━━━━━ Information supplied
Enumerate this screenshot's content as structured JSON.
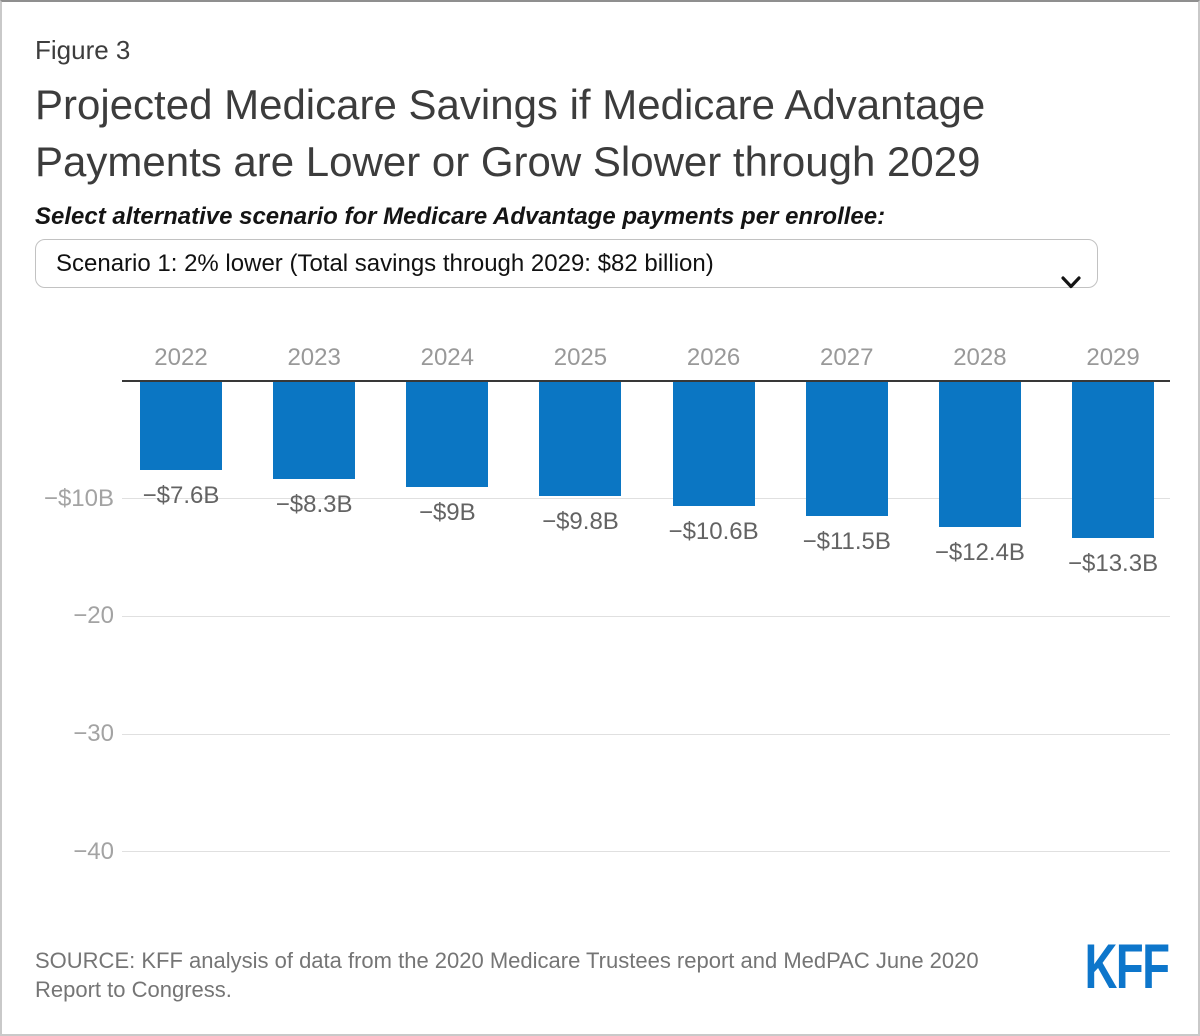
{
  "figure_label": "Figure 3",
  "title": "Projected Medicare Savings if Medicare Advantage Payments are Lower or Grow Slower through 2029",
  "scenario": {
    "label": "Select alternative scenario for Medicare Advantage payments per enrollee:",
    "selected": "Scenario 1: 2% lower (Total savings through 2029: $82 billion)"
  },
  "icons": {
    "select_chevron": "chevron-down"
  },
  "chart_data": {
    "type": "bar",
    "categories": [
      "2022",
      "2023",
      "2024",
      "2025",
      "2026",
      "2027",
      "2028",
      "2029"
    ],
    "values": [
      -7.6,
      -8.3,
      -9,
      -9.8,
      -10.6,
      -11.5,
      -12.4,
      -13.3
    ],
    "data_labels": [
      "−$7.6B",
      "−$8.3B",
      "−$9B",
      "−$9.8B",
      "−$10.6B",
      "−$11.5B",
      "−$12.4B",
      "−$13.3B"
    ],
    "y_ticks": [
      {
        "value": -10,
        "label": "−$10B"
      },
      {
        "value": -20,
        "label": "−20"
      },
      {
        "value": -30,
        "label": "−30"
      },
      {
        "value": -40,
        "label": "−40"
      }
    ],
    "ylim": [
      -44,
      0
    ],
    "grid": true,
    "legend": "none",
    "bar_color": "#0b76c3",
    "baseline_color": "#383838",
    "gridline_color": "#e0e0e0"
  },
  "source": {
    "text": "SOURCE: KFF analysis of data from the 2020 Medicare Trustees report and MedPAC June 2020 Report to Congress."
  },
  "logo": {
    "text": "KFF",
    "color": "#0d76cb"
  }
}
━━━━━━━━━━
> **Set exercise**:
Leave the pictures out and write out every entry exactly as given.

> **Solved problem**:
Enumerate this screenshot's content as structured JSON.
{
  "figure_label": "Figure 3",
  "title": "Projected Medicare Savings if Medicare Advantage Payments are Lower or Grow Slower through 2029",
  "scenario": {
    "label": "Select alternative scenario for Medicare Advantage payments per enrollee:",
    "selected": "Scenario 1: 2% lower (Total savings through 2029: $82 billion)"
  },
  "icons": {
    "select_chevron": "chevron-down"
  },
  "chart_data": {
    "type": "bar",
    "categories": [
      "2022",
      "2023",
      "2024",
      "2025",
      "2026",
      "2027",
      "2028",
      "2029"
    ],
    "values": [
      -7.6,
      -8.3,
      -9,
      -9.8,
      -10.6,
      -11.5,
      -12.4,
      -13.3
    ],
    "data_labels": [
      "−$7.6B",
      "−$8.3B",
      "−$9B",
      "−$9.8B",
      "−$10.6B",
      "−$11.5B",
      "−$12.4B",
      "−$13.3B"
    ],
    "y_ticks": [
      {
        "value": -10,
        "label": "−$10B"
      },
      {
        "value": -20,
        "label": "−20"
      },
      {
        "value": -30,
        "label": "−30"
      },
      {
        "value": -40,
        "label": "−40"
      }
    ],
    "ylim": [
      -44,
      0
    ],
    "grid": true,
    "legend": "none",
    "bar_color": "#0b76c3",
    "baseline_color": "#383838",
    "gridline_color": "#e0e0e0"
  },
  "source": {
    "text": "SOURCE: KFF analysis of data from the 2020 Medicare Trustees report and MedPAC June 2020 Report to Congress."
  },
  "logo": {
    "text": "KFF",
    "color": "#0d76cb"
  }
}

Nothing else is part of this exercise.